• _GOAL OF THE EXERCISE_
Reproduce all of the records exactly.

Saved data entries:

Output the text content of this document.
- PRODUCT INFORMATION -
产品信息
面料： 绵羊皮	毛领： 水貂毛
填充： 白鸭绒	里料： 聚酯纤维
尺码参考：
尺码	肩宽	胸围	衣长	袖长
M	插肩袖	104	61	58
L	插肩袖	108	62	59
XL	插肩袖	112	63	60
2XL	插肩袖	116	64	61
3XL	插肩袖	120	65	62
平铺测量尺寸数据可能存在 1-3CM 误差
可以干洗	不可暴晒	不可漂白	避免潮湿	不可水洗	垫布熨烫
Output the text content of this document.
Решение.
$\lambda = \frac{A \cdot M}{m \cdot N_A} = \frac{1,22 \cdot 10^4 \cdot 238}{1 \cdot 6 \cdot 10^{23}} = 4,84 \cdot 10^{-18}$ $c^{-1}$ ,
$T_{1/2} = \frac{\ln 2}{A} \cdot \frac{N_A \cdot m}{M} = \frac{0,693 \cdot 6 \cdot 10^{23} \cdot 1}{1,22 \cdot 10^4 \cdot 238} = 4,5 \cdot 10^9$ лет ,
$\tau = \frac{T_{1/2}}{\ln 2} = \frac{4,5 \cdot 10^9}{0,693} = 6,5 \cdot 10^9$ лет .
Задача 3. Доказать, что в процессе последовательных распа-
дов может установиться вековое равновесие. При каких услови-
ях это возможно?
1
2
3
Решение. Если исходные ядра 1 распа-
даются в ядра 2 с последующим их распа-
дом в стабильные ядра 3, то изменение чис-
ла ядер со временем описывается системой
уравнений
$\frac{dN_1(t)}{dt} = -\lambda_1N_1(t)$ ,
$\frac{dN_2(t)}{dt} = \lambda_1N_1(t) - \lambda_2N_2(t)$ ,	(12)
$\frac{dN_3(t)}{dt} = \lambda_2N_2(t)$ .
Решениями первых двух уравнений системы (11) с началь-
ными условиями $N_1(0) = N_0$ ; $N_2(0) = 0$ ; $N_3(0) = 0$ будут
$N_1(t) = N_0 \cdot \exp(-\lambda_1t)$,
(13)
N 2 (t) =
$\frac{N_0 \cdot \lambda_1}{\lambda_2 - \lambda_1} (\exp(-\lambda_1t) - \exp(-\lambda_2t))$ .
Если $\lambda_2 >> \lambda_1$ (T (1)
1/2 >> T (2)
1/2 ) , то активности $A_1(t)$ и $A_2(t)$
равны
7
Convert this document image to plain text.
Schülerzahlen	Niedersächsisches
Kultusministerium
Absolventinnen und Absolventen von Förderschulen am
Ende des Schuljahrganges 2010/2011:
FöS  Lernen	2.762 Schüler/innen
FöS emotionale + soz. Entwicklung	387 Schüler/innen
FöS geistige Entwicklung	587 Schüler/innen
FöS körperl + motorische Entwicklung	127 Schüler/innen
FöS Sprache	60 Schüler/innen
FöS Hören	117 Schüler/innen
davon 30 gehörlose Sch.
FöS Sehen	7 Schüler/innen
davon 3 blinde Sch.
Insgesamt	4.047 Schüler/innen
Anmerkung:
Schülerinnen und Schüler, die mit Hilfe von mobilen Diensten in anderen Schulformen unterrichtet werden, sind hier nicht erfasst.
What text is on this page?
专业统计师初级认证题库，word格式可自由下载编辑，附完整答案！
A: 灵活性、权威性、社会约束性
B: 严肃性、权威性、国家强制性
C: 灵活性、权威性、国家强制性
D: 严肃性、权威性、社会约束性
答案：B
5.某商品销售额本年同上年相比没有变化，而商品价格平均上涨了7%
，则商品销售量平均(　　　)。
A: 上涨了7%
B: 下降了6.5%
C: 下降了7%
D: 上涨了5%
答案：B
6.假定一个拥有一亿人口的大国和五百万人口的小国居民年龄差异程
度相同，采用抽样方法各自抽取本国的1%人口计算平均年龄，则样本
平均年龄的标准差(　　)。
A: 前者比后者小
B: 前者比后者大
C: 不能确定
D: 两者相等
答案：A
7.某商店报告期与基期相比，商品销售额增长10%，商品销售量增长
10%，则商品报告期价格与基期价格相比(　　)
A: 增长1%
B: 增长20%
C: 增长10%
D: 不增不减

• _THE OUTPUT_
Output the text content of this document.
- PRODUCT INFORMATION -
产品信息
面料： 绵羊皮	毛领： 水貂毛
填充： 白鸭绒	里料： 聚酯纤维
尺码参考：
尺码	肩宽	胸围	衣长	袖长
M	插肩袖	104	61	58
L	插肩袖	108	62	59
XL	插肩袖	112	63	60
2XL	插肩袖	116	64	61
3XL	插肩袖	120	65	62
平铺测量尺寸数据可能存在 1-3CM 误差
可以干洗	不可暴晒	不可漂白	避免潮湿	不可水洗	垫布熨烫
Output the text content of this document.
Решение.
$\lambda = \frac{A \cdot M}{m \cdot N_A} = \frac{1,22 \cdot 10^4 \cdot 238}{1 \cdot 6 \cdot 10^{23}} = 4,84 \cdot 10^{-18}$ $c^{-1}$ ,
$T_{1/2} = \frac{\ln 2}{A} \cdot \frac{N_A \cdot m}{M} = \frac{0,693 \cdot 6 \cdot 10^{23} \cdot 1}{1,22 \cdot 10^4 \cdot 238} = 4,5 \cdot 10^9$ лет ,
$\tau = \frac{T_{1/2}}{\ln 2} = \frac{4,5 \cdot 10^9}{0,693} = 6,5 \cdot 10^9$ лет .
Задача 3. Доказать, что в процессе последовательных распа-
дов может установиться вековое равновесие. При каких услови-
ях это возможно?
1
2
3
Решение. Если исходные ядра 1 распа-
даются в ядра 2 с последующим их распа-
дом в стабильные ядра 3, то изменение чис-
ла ядер со временем описывается системой
уравнений
$\frac{dN_1(t)}{dt} = -\lambda_1N_1(t)$ ,
$\frac{dN_2(t)}{dt} = \lambda_1N_1(t) - \lambda_2N_2(t)$ ,	(12)
$\frac{dN_3(t)}{dt} = \lambda_2N_2(t)$ .
Решениями первых двух уравнений системы (11) с началь-
ными условиями $N_1(0) = N_0$ ; $N_2(0) = 0$ ; $N_3(0) = 0$ будут
$N_1(t) = N_0 \cdot \exp(-\lambda_1t)$,
(13)
N 2 (t) =
$\frac{N_0 \cdot \lambda_1}{\lambda_2 - \lambda_1} (\exp(-\lambda_1t) - \exp(-\lambda_2t))$ .
Если $\lambda_2 >> \lambda_1$ (T (1)
1/2 >> T (2)
1/2 ) , то активности $A_1(t)$ и $A_2(t)$
равны
7
Convert this document image to plain text.
Schülerzahlen	Niedersächsisches
Kultusministerium
Absolventinnen und Absolventen von Förderschulen am
Ende des Schuljahrganges 2010/2011:
FöS  Lernen	2.762 Schüler/innen
FöS emotionale + soz. Entwicklung	387 Schüler/innen
FöS geistige Entwicklung	587 Schüler/innen
FöS körperl + motorische Entwicklung	127 Schüler/innen
FöS Sprache	60 Schüler/innen
FöS Hören	117 Schüler/innen
davon 30 gehörlose Sch.
FöS Sehen	7 Schüler/innen
davon 3 blinde Sch.
Insgesamt	4.047 Schüler/innen
Anmerkung:
Schülerinnen und Schüler, die mit Hilfe von mobilen Diensten in anderen Schulformen unterrichtet werden, sind hier nicht erfasst.
What text is on this page?
专业统计师初级认证题库，word格式可自由下载编辑，附完整答案！
A: 灵活性、权威性、社会约束性
B: 严肃性、权威性、国家强制性
C: 灵活性、权威性、国家强制性
D: 严肃性、权威性、社会约束性
答案：B
5.某商品销售额本年同上年相比没有变化，而商品价格平均上涨了7%
，则商品销售量平均(　　　)。
A: 上涨了7%
B: 下降了6.5%
C: 下降了7%
D: 上涨了5%
答案：B
6.假定一个拥有一亿人口的大国和五百万人口的小国居民年龄差异程
度相同，采用抽样方法各自抽取本国的1%人口计算平均年龄，则样本
平均年龄的标准差(　　)。
A: 前者比后者小
B: 前者比后者大
C: 不能确定
D: 两者相等
答案：A
7.某商店报告期与基期相比，商品销售额增长10%，商品销售量增长
10%，则商品报告期价格与基期价格相比(　　)
A: 增长1%
B: 增长20%
C: 增长10%
D: 不增不减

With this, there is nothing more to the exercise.